> _Written problem A_: In the passage about Confederation, when did the Fathers of Confederation meet in Charlottetown?
> _Written problem B_: Quote the passage about Confederation word for word, from "Ten unmarried women" up to and including "the old-fashioned sense.".
━━ Passage to read
Ten unmarried women altogether, three from Prince Edward Island, two
from Nova Scotia, four from New Brunswick, and one from Canada West,
accompanied their fathers or brothers to the conference in Quebec City,
where the men negotiated Confederation and the creation of Canada.
The start of Canada’s journey to Confederation is a fascinating one,
involving a circus; Farini, the tightrope walker from Port Hope, Ontario;
the American Civil War; a whole lot of champagne, sunshine, and sea; and
lovemaking — in the old-fashioned sense.

       The process began in earnest when, in September 1864, the Fathers
of Confederation, travelling by rail, steamship, and horse-drawn carriage,
met in Charlottetown, the provincial capital of Prince Edward Island, to
discuss the possibility of a union of Britain’s North American colonies.* Like
New Brunswick, Nova Scotia, and Newfoundland, PEI was an independent
colony of the British Crown at the time. The final of this group of colonies,
Canada, was made up of Ontario and Quebec, then known respectively
as Canada West and Canada East. Each of the Maritime colonies was very
small, and with a large and growing American neighbour, many of the colonies’
residents, including those of Canada East and West, felt that if they
were to survive separate from the United States, then the time had come to
join forces and form a larger political entity.**

       Following their time in Charlottetown, the Canadian and Maritime
delegates crossed the Northumberland Strait on the Canadians’ steamship,
the Queen Victoria, and toured briefly through Nova Scotia and
New Brunswick, meeting in Halifax on September 12 for the delegates
to discuss the idea of Confederation further. Mercy Coles, the unmarried
twenty-six-year-old daughter of Prince Edward Island delegate George
Coles, went with her father on this tour. From Mercy’s descriptions she
was the only young woman to go on this trip with the delegates. Perhaps
her father viewed this as an opportunity for her education, or to meet a
potential husband.
━━━━
━━ Given information
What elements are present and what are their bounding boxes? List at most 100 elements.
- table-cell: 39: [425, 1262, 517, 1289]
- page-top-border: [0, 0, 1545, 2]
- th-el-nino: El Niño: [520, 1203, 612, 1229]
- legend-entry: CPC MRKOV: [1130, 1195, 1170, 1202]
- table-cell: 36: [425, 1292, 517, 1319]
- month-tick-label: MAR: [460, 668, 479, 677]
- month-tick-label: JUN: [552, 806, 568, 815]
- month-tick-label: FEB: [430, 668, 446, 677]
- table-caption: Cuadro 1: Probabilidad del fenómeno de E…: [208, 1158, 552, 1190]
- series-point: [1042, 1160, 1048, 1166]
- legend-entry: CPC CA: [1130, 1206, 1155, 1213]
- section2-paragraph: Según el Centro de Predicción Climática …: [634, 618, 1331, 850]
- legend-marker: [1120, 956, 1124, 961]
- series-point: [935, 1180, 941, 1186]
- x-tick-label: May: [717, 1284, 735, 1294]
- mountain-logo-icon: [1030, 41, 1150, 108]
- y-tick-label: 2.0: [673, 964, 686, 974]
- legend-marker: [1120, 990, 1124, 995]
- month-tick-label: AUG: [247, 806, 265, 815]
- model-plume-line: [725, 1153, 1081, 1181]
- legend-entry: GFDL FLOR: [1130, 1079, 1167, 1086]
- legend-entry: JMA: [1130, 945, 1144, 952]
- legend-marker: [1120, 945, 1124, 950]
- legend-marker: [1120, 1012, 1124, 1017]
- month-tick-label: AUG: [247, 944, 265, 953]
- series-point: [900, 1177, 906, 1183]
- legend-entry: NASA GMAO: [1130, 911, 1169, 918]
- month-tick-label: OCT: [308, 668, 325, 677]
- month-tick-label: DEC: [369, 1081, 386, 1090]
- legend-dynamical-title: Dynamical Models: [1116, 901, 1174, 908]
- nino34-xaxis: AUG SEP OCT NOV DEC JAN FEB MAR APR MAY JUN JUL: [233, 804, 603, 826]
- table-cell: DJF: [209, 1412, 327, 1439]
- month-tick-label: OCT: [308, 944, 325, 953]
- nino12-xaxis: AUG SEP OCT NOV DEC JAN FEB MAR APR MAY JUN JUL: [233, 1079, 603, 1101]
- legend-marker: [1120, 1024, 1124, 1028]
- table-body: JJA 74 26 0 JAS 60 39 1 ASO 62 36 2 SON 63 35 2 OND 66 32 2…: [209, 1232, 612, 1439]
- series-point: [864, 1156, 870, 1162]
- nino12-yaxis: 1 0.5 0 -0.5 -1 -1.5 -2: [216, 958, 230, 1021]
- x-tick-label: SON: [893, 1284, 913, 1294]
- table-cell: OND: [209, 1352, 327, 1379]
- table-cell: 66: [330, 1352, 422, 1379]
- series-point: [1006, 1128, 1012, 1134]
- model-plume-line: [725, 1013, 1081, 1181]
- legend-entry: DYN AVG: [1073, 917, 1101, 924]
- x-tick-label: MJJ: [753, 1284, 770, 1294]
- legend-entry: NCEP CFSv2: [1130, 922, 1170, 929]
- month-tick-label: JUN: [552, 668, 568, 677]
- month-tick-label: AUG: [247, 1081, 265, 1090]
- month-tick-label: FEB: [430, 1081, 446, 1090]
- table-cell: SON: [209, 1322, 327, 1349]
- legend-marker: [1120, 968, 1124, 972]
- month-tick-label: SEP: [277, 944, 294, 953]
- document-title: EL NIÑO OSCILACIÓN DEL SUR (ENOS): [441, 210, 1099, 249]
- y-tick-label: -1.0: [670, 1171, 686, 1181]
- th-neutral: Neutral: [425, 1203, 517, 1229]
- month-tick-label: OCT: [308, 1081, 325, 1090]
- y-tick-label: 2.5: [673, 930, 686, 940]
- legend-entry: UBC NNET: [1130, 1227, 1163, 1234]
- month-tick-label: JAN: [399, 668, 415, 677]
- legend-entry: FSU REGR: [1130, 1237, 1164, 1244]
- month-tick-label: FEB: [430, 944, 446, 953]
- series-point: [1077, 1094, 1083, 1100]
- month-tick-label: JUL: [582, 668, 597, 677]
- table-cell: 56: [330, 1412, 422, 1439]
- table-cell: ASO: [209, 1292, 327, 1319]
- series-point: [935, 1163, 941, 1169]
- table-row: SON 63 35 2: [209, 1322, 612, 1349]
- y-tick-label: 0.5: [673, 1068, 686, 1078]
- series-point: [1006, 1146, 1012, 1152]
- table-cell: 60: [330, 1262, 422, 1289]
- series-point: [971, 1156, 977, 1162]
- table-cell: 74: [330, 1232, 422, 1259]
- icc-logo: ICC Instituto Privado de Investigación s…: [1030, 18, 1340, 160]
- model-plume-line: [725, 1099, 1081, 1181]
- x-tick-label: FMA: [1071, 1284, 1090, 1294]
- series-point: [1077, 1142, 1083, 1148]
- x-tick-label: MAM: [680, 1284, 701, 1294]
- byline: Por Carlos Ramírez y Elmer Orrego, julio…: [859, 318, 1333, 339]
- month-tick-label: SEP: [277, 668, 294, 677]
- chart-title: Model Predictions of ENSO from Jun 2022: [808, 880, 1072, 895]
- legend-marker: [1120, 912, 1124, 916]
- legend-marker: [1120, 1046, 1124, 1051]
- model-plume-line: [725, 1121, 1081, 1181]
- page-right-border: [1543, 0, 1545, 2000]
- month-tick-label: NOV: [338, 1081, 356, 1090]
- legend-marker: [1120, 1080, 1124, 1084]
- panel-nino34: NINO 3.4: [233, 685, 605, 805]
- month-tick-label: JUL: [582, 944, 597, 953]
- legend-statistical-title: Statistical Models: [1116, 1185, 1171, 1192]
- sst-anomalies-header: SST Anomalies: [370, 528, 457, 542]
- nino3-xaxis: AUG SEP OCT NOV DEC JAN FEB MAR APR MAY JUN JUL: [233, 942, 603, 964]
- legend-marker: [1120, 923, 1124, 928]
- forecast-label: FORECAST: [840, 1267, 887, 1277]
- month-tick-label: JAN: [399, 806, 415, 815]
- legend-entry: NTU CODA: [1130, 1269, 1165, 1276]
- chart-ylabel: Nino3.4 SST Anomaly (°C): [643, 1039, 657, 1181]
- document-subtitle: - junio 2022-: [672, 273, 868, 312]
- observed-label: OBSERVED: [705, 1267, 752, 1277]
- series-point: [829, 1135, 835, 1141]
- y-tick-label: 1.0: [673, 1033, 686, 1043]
━━━━
> _Complete response A_: September 1864

> _Complete response B_:
Ten unmarried women altogether, three from Prince Edward Island, two
from Nova Scotia, four from New Brunswick, and one from Canada West,
accompanied their fathers or brothers to the conference in Quebec City,
where the men negotiated Confederation and the creation of Canada.
The start of Canada’s journey to Confederation is a fascinating one,
involving a circus; Farini, the tightrope walker from Port Hope, Ontario;
the American Civil War; a whole lot of champagne, sunshine, and sea; and
lovemaking — in the old-fashioned sense.